:: BRIEF ::
What is the number of lines in the entries that include the word "Association"? Respond with the number only.

#### MATERIAL

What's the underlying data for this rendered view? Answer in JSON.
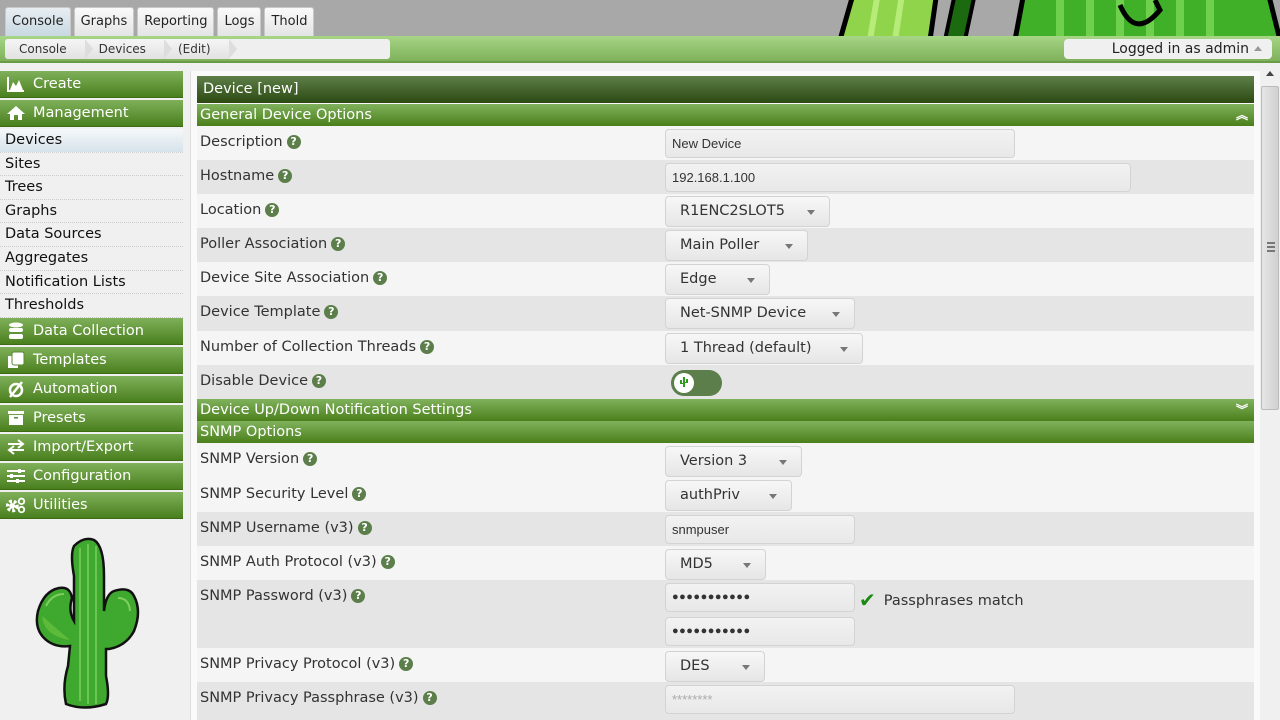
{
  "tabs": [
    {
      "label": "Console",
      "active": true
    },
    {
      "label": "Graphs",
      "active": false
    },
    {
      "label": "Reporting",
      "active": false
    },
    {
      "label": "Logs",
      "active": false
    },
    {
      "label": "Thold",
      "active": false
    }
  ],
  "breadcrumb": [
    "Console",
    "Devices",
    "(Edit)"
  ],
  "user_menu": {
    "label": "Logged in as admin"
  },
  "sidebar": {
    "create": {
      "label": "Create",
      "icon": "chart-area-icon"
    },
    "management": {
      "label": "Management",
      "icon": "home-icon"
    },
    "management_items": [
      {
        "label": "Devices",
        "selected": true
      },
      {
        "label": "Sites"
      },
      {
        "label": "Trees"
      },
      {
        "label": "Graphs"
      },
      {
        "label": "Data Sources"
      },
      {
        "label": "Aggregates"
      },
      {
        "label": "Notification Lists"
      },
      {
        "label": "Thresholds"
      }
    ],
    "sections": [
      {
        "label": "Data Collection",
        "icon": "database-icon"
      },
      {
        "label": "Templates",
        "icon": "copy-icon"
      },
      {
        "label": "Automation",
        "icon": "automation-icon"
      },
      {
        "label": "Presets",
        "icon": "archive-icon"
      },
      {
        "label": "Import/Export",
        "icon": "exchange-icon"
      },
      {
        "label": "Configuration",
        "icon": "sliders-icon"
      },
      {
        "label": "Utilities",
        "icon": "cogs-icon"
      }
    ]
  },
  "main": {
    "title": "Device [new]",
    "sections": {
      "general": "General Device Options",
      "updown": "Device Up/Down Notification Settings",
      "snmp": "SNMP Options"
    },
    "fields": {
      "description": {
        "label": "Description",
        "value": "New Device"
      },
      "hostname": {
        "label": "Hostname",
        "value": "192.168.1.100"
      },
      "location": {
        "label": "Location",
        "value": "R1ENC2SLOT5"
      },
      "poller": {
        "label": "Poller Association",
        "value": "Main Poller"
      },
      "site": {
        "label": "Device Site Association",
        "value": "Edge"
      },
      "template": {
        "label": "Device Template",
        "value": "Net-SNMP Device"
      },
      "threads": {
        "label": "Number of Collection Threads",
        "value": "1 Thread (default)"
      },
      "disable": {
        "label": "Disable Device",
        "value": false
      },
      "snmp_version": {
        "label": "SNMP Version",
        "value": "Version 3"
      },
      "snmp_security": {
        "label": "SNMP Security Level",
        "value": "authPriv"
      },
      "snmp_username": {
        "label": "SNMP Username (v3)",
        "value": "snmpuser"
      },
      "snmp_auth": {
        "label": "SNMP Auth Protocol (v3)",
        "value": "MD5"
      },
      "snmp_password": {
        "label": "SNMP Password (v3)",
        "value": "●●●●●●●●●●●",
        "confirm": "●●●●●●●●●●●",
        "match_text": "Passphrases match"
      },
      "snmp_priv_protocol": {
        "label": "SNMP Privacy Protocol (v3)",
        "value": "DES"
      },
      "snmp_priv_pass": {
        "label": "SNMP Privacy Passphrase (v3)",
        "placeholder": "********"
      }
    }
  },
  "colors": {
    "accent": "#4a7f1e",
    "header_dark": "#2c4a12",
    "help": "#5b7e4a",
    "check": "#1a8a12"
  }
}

########
#### MATERIAL

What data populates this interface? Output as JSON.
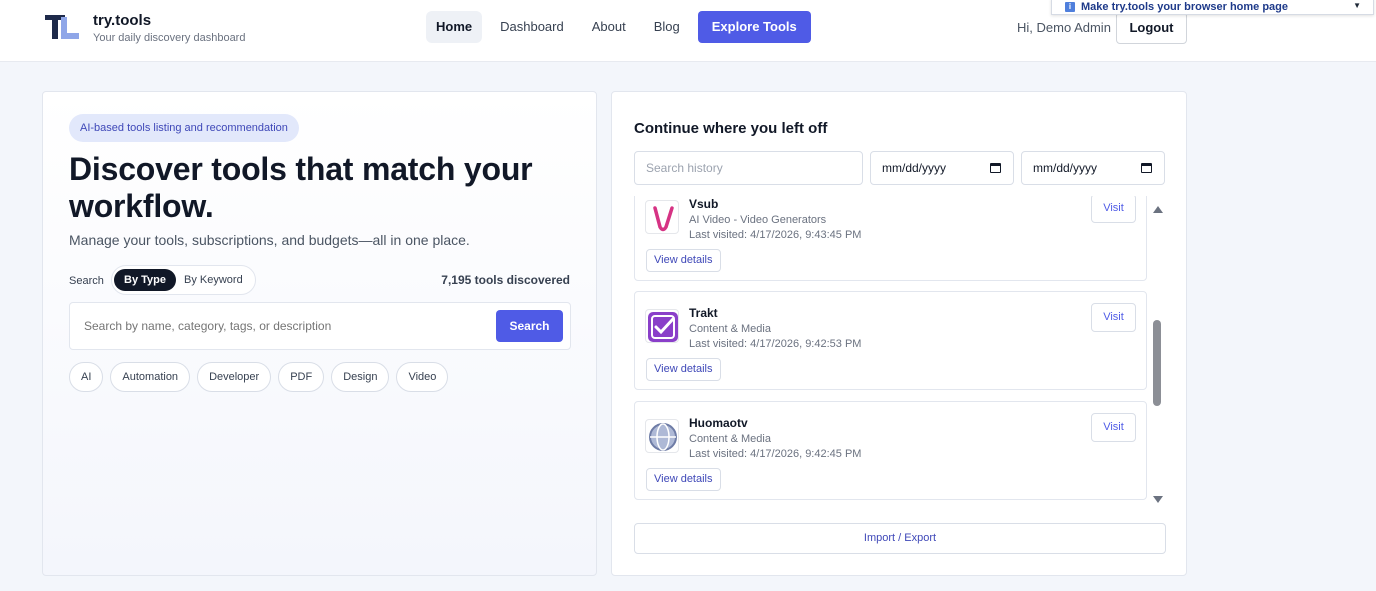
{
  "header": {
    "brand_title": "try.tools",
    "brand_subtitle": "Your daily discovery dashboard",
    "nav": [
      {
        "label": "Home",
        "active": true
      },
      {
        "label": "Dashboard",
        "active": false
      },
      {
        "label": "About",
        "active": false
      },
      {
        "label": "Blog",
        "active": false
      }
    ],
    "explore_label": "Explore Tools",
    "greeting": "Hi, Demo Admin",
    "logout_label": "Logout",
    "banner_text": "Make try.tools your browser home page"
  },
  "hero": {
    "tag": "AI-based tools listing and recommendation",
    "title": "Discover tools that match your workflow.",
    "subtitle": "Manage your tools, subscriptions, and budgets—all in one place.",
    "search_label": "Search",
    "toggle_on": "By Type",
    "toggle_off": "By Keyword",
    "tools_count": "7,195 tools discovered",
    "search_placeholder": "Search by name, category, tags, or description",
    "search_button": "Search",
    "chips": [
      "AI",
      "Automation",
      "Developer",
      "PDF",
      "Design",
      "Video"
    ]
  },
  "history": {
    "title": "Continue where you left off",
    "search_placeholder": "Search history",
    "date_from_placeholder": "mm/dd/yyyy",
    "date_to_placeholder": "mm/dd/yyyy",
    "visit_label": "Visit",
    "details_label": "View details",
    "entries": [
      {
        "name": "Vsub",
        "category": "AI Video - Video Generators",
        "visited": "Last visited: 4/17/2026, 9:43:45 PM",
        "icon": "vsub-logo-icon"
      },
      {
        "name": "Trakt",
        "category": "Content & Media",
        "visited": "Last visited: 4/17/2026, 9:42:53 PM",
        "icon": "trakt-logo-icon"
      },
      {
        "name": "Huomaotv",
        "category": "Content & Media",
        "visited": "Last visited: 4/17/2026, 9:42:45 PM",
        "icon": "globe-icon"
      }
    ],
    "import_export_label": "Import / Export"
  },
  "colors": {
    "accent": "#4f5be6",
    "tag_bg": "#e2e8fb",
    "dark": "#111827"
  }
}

########
#### MATERIAL

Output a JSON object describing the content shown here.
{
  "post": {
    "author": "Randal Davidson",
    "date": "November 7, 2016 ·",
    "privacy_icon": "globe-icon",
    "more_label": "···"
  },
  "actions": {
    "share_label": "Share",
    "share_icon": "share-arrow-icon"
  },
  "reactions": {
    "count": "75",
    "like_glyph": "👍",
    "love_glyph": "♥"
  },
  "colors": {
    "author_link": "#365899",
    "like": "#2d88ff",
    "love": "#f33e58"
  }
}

########

:: PROBLEM SOLUTION ::
2